**Required task:**
Select, from the material below, each line with "après" in it.

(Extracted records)

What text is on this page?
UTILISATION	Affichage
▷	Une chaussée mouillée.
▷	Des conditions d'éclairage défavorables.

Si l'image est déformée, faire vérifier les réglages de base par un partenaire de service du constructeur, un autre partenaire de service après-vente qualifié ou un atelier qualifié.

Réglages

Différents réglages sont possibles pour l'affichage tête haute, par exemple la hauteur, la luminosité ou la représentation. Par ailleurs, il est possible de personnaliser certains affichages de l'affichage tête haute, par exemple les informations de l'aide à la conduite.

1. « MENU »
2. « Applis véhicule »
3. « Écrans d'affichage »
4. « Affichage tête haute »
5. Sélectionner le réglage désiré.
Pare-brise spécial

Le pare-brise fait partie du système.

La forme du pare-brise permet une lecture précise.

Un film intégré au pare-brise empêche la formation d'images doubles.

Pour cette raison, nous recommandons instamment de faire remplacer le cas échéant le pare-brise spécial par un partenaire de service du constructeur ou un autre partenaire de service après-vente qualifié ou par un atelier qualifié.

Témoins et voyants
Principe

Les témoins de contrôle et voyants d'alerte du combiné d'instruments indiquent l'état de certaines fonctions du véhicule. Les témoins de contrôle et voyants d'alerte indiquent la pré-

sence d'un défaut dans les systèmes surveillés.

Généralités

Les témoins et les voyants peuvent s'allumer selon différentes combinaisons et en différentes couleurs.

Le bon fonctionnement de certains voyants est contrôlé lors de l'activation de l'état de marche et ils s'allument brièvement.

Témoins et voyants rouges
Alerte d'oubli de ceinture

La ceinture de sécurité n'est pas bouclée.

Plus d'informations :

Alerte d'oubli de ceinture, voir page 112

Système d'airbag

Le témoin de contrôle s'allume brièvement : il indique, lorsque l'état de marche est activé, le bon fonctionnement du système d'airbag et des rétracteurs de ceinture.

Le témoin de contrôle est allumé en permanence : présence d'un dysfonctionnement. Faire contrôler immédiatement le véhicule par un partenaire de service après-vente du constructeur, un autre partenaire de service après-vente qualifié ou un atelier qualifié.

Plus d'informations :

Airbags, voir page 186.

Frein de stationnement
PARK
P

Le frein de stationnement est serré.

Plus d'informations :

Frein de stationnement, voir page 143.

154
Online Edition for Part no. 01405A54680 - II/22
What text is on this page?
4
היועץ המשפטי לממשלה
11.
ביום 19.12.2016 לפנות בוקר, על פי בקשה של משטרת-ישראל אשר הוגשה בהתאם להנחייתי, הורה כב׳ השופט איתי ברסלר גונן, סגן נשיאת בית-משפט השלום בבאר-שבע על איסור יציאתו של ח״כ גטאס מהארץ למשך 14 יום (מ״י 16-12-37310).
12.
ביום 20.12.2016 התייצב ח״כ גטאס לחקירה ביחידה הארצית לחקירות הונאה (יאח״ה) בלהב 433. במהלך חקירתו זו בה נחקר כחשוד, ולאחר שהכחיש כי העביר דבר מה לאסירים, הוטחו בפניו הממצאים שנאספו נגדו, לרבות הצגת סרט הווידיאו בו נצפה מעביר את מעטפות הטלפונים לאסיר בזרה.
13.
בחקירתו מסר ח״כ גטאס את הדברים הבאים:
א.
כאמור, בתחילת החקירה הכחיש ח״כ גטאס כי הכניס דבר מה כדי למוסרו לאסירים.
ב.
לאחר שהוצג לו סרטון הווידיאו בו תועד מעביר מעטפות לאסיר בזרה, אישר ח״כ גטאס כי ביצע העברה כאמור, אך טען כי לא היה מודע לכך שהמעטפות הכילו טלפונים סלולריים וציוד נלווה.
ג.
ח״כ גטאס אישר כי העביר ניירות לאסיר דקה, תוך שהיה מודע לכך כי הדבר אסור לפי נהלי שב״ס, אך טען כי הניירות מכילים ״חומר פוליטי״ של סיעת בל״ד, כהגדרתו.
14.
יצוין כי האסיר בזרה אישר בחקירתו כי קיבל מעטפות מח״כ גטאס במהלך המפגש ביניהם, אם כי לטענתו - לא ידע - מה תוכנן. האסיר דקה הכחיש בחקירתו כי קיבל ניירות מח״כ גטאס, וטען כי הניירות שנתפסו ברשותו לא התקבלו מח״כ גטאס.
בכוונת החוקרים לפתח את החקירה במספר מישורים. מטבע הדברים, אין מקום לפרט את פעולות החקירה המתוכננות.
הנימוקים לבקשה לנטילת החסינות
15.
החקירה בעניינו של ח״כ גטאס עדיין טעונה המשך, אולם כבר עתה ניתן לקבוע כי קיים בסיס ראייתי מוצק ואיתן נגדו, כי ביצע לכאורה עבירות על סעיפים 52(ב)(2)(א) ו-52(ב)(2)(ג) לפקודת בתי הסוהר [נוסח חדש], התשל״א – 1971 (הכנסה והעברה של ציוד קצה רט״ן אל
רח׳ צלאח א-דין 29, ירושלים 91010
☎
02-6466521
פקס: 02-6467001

**Task output:**
Si l'image est déformée, faire vérifier les réglages de base par un partenaire de service du constructeur, un autre partenaire de service après-vente qualifié ou un atelier qualifié.
Pour cette raison, nous recommandons instamment de faire remplacer le cas échéant le pare-brise spécial par un partenaire de service du constructeur ou un autre partenaire de service après-vente qualifié ou par un atelier qualifié.
Le témoin de contrôle est allumé en permanence : présence d'un dysfonctionnement. Faire contrôler immédiatement le véhicule par un partenaire de service après-vente du constructeur, un autre partenaire de service après-vente qualifié ou un atelier qualifié.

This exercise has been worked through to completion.